**Given exercise**
Put the lines of the listing below, from its start through the line containing "marginal-note: Psalm.17. [566,600,608,611]", into a numbered list without blank lines. Include no other lines.

**Records**
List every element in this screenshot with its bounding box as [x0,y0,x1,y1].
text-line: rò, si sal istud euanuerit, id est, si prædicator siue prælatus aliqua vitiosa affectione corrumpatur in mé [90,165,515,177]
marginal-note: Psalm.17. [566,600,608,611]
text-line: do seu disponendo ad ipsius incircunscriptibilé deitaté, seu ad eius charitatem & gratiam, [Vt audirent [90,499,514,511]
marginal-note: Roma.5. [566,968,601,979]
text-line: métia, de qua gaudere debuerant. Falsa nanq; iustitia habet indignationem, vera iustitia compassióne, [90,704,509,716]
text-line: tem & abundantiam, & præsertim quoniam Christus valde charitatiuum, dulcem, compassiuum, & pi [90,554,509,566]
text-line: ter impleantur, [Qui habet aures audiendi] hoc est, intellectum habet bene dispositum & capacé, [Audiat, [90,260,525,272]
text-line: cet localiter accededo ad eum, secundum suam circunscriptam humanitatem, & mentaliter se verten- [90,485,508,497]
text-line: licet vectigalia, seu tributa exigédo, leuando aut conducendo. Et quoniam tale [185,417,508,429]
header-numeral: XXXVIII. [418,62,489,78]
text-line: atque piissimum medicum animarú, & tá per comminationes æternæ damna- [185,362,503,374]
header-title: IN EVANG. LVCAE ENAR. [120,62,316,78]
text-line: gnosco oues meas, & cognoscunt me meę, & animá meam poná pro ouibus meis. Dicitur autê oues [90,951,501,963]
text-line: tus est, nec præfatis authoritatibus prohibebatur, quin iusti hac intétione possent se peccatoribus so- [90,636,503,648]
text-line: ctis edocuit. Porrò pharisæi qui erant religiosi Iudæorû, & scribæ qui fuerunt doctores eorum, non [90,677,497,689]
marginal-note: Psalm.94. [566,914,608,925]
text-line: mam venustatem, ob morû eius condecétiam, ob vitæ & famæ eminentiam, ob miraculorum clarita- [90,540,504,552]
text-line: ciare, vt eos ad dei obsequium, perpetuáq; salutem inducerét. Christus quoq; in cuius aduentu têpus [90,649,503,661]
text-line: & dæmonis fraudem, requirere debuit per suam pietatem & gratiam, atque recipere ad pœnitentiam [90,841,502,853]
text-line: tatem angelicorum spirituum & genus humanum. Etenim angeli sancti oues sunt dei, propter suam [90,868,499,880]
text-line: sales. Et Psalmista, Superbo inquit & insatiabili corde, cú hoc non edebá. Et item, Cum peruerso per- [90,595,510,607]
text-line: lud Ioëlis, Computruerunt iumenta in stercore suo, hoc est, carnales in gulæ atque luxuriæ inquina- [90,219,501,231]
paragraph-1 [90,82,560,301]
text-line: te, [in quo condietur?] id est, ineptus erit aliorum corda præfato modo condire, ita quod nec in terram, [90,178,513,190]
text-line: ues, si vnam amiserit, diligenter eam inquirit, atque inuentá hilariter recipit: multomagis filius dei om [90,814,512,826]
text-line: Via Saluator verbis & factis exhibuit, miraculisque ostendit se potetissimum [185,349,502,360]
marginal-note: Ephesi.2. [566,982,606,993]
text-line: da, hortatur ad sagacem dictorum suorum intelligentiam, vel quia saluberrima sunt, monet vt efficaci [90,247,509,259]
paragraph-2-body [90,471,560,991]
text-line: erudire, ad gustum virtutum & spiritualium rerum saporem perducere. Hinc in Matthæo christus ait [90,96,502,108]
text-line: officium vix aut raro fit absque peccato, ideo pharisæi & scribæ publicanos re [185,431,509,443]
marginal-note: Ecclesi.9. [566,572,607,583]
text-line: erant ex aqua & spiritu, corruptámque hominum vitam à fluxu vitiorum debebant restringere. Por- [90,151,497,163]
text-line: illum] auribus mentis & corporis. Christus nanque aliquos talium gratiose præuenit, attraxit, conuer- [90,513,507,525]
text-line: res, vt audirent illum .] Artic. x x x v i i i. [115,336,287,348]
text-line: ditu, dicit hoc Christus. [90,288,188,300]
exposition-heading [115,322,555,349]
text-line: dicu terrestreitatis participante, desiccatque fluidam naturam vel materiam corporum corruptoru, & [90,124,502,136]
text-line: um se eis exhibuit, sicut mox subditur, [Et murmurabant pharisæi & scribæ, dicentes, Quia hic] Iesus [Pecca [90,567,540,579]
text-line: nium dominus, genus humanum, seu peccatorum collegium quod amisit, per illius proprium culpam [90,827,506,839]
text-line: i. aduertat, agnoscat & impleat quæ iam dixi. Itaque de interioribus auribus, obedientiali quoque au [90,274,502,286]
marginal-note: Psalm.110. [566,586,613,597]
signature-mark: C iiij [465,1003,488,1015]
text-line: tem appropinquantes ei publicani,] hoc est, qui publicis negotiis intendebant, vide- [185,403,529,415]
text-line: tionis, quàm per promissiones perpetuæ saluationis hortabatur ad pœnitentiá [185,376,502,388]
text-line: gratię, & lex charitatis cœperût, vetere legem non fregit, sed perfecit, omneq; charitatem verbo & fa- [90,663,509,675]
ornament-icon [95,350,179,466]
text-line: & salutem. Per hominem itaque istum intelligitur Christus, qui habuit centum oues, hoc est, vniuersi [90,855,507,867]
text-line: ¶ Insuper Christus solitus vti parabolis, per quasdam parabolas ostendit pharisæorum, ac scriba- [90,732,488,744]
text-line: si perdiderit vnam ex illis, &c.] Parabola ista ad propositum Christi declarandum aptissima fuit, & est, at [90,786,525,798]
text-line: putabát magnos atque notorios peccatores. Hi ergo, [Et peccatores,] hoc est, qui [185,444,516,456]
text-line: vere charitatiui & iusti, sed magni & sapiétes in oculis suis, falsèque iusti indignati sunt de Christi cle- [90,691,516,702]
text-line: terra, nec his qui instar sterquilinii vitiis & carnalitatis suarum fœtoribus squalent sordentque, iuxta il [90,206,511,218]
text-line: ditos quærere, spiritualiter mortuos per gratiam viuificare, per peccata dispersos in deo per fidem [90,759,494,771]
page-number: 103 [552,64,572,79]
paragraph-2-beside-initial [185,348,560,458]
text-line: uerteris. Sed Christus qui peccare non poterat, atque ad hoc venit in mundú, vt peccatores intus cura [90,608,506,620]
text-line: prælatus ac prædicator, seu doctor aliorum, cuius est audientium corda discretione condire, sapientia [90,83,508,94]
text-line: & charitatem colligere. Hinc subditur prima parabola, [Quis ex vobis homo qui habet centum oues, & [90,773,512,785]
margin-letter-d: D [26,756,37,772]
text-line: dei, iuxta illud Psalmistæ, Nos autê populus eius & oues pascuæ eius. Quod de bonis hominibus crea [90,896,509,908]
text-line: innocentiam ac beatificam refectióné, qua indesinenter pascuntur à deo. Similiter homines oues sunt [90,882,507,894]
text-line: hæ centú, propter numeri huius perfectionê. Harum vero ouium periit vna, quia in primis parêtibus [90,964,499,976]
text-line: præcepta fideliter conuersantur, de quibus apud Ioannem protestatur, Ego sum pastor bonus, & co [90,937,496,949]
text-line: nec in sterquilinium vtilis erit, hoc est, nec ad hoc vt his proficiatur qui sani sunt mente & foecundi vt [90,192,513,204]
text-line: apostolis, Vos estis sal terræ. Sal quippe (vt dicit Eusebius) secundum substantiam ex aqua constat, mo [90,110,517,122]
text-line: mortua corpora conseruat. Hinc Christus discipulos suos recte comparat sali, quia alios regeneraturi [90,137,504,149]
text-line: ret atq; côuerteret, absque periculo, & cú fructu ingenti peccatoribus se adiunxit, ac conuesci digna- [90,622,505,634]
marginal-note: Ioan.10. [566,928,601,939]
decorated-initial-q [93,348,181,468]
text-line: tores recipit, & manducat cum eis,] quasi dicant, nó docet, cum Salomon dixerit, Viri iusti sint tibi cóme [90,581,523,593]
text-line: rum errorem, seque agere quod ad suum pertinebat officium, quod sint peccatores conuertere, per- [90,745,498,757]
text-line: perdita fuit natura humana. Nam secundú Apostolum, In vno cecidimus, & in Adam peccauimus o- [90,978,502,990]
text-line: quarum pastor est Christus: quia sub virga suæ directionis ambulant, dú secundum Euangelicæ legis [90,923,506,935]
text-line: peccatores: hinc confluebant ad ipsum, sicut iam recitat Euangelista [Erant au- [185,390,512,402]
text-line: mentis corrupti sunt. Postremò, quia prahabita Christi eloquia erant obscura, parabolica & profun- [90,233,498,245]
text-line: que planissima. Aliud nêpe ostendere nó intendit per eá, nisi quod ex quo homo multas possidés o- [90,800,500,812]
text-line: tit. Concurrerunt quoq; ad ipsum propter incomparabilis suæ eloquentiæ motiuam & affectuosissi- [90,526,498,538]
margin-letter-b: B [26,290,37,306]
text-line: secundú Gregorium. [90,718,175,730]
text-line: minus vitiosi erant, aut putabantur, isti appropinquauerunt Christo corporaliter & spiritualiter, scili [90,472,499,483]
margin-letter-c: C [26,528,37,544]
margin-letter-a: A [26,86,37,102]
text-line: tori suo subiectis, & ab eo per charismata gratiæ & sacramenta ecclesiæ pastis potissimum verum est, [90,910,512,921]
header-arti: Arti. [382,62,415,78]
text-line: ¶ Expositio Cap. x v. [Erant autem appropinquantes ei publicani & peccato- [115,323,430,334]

**Output**
1. List every element in this screenshot with its bounding box as [x0,y0,x1,y1].
2. text-line: rò, si sal istud euanuerit, id est, si prædicator siue prælatus aliqua vitiosa affectione corrumpatur in mé [90,165,515,177]
3. marginal-note: Psalm.17. [566,600,608,611]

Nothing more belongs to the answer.